» GIVEN INSTRUCTION: Output the material beneath exactly, leaving nothing out.
[BEGIN SOURCE MATERIAL]
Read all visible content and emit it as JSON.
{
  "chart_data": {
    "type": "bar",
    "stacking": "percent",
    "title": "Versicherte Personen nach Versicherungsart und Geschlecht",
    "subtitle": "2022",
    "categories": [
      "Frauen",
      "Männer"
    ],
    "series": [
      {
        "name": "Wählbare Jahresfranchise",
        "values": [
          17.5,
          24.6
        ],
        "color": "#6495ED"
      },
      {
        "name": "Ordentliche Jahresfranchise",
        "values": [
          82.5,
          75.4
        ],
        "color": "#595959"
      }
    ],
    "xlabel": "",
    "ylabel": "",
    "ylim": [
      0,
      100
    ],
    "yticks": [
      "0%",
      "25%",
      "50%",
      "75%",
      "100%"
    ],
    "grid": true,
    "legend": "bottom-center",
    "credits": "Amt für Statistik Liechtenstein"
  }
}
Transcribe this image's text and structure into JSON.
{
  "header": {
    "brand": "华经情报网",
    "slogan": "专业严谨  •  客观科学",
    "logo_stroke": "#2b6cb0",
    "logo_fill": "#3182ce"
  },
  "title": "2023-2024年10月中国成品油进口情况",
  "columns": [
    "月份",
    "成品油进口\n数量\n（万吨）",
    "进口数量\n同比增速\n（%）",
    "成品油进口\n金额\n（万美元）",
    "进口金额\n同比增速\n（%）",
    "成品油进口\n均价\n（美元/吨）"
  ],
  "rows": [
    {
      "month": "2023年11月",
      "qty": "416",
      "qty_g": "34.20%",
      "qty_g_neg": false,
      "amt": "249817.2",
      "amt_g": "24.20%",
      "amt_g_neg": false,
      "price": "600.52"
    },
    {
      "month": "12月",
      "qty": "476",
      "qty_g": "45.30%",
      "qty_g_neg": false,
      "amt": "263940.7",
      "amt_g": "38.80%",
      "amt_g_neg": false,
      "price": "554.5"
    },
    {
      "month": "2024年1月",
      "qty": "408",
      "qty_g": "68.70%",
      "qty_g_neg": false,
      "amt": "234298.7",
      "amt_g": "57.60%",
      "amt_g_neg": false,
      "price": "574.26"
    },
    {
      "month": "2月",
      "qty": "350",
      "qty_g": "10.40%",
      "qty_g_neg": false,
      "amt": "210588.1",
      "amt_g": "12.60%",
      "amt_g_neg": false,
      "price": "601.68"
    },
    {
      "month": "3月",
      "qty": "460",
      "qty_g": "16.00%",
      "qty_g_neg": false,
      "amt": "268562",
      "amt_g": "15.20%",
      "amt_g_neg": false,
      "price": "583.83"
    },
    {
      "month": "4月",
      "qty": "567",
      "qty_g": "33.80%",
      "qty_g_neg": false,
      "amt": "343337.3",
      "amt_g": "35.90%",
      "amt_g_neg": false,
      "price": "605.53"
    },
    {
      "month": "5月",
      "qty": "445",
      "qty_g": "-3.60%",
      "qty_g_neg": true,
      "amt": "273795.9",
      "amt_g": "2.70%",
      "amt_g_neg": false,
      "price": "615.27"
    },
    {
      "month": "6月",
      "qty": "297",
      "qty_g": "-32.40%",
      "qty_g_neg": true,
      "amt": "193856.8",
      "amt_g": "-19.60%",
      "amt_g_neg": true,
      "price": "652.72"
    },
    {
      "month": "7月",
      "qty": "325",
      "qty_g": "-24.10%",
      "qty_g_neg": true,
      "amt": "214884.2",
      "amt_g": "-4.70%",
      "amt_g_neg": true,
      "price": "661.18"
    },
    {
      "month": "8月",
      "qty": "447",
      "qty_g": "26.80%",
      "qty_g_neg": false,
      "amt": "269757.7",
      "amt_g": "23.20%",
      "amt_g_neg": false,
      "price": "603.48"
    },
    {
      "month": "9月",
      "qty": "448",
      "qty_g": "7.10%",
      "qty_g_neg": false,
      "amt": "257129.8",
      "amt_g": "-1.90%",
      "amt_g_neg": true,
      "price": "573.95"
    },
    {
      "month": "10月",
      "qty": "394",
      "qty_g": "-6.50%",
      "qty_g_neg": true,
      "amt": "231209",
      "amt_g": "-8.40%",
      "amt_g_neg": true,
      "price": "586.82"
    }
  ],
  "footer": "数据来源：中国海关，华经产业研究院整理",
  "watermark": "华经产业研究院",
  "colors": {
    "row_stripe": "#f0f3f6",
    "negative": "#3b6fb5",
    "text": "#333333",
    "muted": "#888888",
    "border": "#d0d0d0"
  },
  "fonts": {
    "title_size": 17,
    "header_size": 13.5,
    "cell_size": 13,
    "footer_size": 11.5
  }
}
[END SOURCE MATERIAL]
» SOLUTION:
Read all visible content and emit it as JSON.
{
  "chart_data": {
    "type": "bar",
    "stacking": "percent",
    "title": "Versicherte Personen nach Versicherungsart und Geschlecht",
    "subtitle": "2022",
    "categories": [
      "Frauen",
      "Männer"
    ],
    "series": [
      {
        "name": "Wählbare Jahresfranchise",
        "values": [
          17.5,
          24.6
        ],
        "color": "#6495ED"
      },
      {
        "name": "Ordentliche Jahresfranchise",
        "values": [
          82.5,
          75.4
        ],
        "color": "#595959"
      }
    ],
    "xlabel": "",
    "ylabel": "",
    "ylim": [
      0,
      100
    ],
    "yticks": [
      "0%",
      "25%",
      "50%",
      "75%",
      "100%"
    ],
    "grid": true,
    "legend": "bottom-center",
    "credits": "Amt für Statistik Liechtenstein"
  }
}
Transcribe this image's text and structure into JSON.
{
  "header": {
    "brand": "华经情报网",
    "slogan": "专业严谨  •  客观科学",
    "logo_stroke": "#2b6cb0",
    "logo_fill": "#3182ce"
  },
  "title": "2023-2024年10月中国成品油进口情况",
  "columns": [
    "月份",
    "成品油进口\n数量\n（万吨）",
    "进口数量\n同比增速\n（%）",
    "成品油进口\n金额\n（万美元）",
    "进口金额\n同比增速\n（%）",
    "成品油进口\n均价\n（美元/吨）"
  ],
  "rows": [
    {
      "month": "2023年11月",
      "qty": "416",
      "qty_g": "34.20%",
      "qty_g_neg": false,
      "amt": "249817.2",
      "amt_g": "24.20%",
      "amt_g_neg": false,
      "price": "600.52"
    },
    {
      "month": "12月",
      "qty": "476",
      "qty_g": "45.30%",
      "qty_g_neg": false,
      "amt": "263940.7",
      "amt_g": "38.80%",
      "amt_g_neg": false,
      "price": "554.5"
    },
    {
      "month": "2024年1月",
      "qty": "408",
      "qty_g": "68.70%",
      "qty_g_neg": false,
      "amt": "234298.7",
      "amt_g": "57.60%",
      "amt_g_neg": false,
      "price": "574.26"
    },
    {
      "month": "2月",
      "qty": "350",
      "qty_g": "10.40%",
      "qty_g_neg": false,
      "amt": "210588.1",
      "amt_g": "12.60%",
      "amt_g_neg": false,
      "price": "601.68"
    },
    {
      "month": "3月",
      "qty": "460",
      "qty_g": "16.00%",
      "qty_g_neg": false,
      "amt": "268562",
      "amt_g": "15.20%",
      "amt_g_neg": false,
      "price": "583.83"
    },
    {
      "month": "4月",
      "qty": "567",
      "qty_g": "33.80%",
      "qty_g_neg": false,
      "amt": "343337.3",
      "amt_g": "35.90%",
      "amt_g_neg": false,
      "price": "605.53"
    },
    {
      "month": "5月",
      "qty": "445",
      "qty_g": "-3.60%",
      "qty_g_neg": true,
      "amt": "273795.9",
      "amt_g": "2.70%",
      "amt_g_neg": false,
      "price": "615.27"
    },
    {
      "month": "6月",
      "qty": "297",
      "qty_g": "-32.40%",
      "qty_g_neg": true,
      "amt": "193856.8",
      "amt_g": "-19.60%",
      "amt_g_neg": true,
      "price": "652.72"
    },
    {
      "month": "7月",
      "qty": "325",
      "qty_g": "-24.10%",
      "qty_g_neg": true,
      "amt": "214884.2",
      "amt_g": "-4.70%",
      "amt_g_neg": true,
      "price": "661.18"
    },
    {
      "month": "8月",
      "qty": "447",
      "qty_g": "26.80%",
      "qty_g_neg": false,
      "amt": "269757.7",
      "amt_g": "23.20%",
      "amt_g_neg": false,
      "price": "603.48"
    },
    {
      "month": "9月",
      "qty": "448",
      "qty_g": "7.10%",
      "qty_g_neg": false,
      "amt": "257129.8",
      "amt_g": "-1.90%",
      "amt_g_neg": true,
      "price": "573.95"
    },
    {
      "month": "10月",
      "qty": "394",
      "qty_g": "-6.50%",
      "qty_g_neg": true,
      "amt": "231209",
      "amt_g": "-8.40%",
      "amt_g_neg": true,
      "price": "586.82"
    }
  ],
  "footer": "数据来源：中国海关，华经产业研究院整理",
  "watermark": "华经产业研究院",
  "colors": {
    "row_stripe": "#f0f3f6",
    "negative": "#3b6fb5",
    "text": "#333333",
    "muted": "#888888",
    "border": "#d0d0d0"
  },
  "fonts": {
    "title_size": 17,
    "header_size": 13.5,
    "cell_size": 13,
    "footer_size": 11.5
  }
}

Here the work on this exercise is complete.